Task directions
Select every line in the records below that contains the string "data", and copy each one in full.

:: The input ::

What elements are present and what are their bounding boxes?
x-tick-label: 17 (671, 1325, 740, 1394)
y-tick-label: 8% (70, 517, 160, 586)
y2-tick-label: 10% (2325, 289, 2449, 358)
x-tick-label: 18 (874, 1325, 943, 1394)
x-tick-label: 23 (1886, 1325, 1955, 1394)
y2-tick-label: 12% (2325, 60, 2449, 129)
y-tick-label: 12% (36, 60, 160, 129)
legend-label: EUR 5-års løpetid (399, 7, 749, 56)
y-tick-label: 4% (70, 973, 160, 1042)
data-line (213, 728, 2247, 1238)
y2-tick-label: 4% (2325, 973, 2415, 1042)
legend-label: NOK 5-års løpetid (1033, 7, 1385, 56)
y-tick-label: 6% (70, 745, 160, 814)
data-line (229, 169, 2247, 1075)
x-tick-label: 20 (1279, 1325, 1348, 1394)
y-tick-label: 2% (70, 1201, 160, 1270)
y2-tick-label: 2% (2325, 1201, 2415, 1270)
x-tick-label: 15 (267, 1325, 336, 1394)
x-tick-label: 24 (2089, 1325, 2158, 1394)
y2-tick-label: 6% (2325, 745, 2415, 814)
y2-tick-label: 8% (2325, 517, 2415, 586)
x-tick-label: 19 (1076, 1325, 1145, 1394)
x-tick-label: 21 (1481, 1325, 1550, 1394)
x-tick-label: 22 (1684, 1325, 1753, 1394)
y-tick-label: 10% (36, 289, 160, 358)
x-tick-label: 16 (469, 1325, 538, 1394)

:::

Solution to this problem
data-line (213, 728, 2247, 1238)
data-line (229, 169, 2247, 1075)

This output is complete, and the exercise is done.